__Written exercise__: Locate each line containing the string "allergic" and copy it out.

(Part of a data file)
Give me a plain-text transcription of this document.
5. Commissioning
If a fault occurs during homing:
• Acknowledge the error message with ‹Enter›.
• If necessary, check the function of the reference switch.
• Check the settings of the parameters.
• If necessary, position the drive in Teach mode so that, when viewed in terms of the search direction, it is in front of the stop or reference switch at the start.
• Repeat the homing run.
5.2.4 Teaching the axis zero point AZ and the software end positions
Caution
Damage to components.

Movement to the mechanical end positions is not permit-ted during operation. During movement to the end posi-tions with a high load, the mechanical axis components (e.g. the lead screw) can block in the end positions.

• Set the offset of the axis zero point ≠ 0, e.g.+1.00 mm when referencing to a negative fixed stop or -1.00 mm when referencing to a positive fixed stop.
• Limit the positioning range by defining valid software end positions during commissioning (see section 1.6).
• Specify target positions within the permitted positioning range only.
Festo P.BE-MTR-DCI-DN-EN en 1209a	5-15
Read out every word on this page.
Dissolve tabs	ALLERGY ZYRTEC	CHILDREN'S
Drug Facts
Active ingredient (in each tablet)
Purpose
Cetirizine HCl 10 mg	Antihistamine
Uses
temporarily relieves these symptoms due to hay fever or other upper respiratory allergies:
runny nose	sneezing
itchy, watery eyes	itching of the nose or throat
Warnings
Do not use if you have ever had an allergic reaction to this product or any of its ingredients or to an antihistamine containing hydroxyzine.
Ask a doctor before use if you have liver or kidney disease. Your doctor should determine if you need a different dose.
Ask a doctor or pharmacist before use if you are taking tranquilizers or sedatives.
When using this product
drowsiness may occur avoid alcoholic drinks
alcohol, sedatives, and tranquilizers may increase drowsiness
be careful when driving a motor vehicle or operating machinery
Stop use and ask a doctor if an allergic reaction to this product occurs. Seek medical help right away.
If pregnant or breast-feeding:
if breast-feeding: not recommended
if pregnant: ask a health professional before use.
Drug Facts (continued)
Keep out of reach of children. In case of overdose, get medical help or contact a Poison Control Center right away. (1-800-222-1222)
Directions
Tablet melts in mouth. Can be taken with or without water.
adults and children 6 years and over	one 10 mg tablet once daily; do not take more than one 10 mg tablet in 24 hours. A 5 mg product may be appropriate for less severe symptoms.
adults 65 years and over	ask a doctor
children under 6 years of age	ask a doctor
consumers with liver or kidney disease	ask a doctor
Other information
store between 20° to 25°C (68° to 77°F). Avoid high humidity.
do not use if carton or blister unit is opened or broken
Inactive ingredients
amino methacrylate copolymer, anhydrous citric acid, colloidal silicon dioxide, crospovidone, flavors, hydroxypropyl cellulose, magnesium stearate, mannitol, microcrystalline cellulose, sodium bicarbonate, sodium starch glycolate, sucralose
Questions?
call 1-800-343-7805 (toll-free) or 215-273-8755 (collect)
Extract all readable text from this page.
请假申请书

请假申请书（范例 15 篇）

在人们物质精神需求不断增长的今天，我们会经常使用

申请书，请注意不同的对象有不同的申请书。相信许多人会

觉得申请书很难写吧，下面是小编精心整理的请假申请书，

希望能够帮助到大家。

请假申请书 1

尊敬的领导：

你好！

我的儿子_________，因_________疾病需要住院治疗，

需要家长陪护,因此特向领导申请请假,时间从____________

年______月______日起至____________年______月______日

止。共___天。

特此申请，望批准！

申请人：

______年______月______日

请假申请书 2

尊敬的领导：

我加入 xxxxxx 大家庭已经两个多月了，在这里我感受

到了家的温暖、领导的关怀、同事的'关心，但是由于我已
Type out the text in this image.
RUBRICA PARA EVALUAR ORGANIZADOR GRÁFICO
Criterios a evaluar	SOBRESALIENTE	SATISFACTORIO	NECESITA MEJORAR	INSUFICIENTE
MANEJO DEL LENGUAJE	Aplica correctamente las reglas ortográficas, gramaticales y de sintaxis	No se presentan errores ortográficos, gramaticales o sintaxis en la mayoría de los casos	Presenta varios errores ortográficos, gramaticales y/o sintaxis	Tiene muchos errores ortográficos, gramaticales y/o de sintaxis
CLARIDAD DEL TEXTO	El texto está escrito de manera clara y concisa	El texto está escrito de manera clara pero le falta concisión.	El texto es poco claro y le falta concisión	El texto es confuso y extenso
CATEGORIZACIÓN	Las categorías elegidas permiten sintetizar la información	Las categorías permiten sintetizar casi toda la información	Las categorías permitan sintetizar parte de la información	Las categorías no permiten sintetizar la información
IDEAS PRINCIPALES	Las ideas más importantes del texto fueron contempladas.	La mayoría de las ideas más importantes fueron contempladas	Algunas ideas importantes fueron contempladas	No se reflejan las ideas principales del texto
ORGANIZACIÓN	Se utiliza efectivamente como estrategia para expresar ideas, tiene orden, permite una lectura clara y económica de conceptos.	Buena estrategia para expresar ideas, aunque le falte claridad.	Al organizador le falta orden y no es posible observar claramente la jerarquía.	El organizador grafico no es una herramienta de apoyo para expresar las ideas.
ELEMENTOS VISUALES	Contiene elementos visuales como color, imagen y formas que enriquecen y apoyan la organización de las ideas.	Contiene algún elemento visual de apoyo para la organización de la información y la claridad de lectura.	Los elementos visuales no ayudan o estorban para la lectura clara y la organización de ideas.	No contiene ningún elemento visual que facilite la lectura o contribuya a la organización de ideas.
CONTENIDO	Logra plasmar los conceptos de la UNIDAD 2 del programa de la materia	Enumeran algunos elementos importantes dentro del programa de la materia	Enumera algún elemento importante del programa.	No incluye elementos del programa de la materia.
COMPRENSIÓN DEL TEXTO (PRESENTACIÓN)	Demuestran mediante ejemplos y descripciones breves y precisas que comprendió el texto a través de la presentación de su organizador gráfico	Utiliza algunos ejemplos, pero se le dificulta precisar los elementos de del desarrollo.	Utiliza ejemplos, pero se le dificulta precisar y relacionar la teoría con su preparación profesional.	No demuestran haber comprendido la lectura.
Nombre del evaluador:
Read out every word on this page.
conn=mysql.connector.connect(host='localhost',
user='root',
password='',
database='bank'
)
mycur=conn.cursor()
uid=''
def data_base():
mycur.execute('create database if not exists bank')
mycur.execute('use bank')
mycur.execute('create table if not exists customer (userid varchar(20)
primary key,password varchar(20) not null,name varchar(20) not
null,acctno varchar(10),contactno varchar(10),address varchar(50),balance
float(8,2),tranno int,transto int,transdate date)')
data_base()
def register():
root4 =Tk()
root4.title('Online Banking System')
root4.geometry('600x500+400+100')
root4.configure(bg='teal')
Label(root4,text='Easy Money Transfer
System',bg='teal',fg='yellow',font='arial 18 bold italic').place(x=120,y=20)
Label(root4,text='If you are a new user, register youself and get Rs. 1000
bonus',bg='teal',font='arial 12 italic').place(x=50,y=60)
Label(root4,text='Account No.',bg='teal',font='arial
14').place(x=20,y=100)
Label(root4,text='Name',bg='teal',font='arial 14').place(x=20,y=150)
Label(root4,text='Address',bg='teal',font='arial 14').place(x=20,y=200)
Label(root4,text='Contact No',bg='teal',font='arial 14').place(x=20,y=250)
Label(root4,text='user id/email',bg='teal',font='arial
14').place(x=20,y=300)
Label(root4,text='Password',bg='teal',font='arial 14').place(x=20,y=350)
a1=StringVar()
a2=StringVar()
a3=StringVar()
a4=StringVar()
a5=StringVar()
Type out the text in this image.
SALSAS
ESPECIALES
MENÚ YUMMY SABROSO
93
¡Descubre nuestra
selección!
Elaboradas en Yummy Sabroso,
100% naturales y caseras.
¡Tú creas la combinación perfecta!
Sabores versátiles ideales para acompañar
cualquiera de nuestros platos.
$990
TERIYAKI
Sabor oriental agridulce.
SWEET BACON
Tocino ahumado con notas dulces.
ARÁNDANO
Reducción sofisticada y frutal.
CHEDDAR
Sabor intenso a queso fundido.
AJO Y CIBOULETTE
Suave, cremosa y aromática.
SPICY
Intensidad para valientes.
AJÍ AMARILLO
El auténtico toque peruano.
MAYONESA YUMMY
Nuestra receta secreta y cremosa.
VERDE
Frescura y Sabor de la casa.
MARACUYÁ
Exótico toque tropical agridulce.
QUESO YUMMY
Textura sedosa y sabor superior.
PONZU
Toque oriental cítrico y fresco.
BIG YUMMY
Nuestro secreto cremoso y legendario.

__Task response__:
Do not use if you have ever had an allergic reaction to this product or any of its ingredients or to an antihistamine containing hydroxyzine.
Stop use and ask a doctor if an allergic reaction to this product occurs. Seek medical help right away.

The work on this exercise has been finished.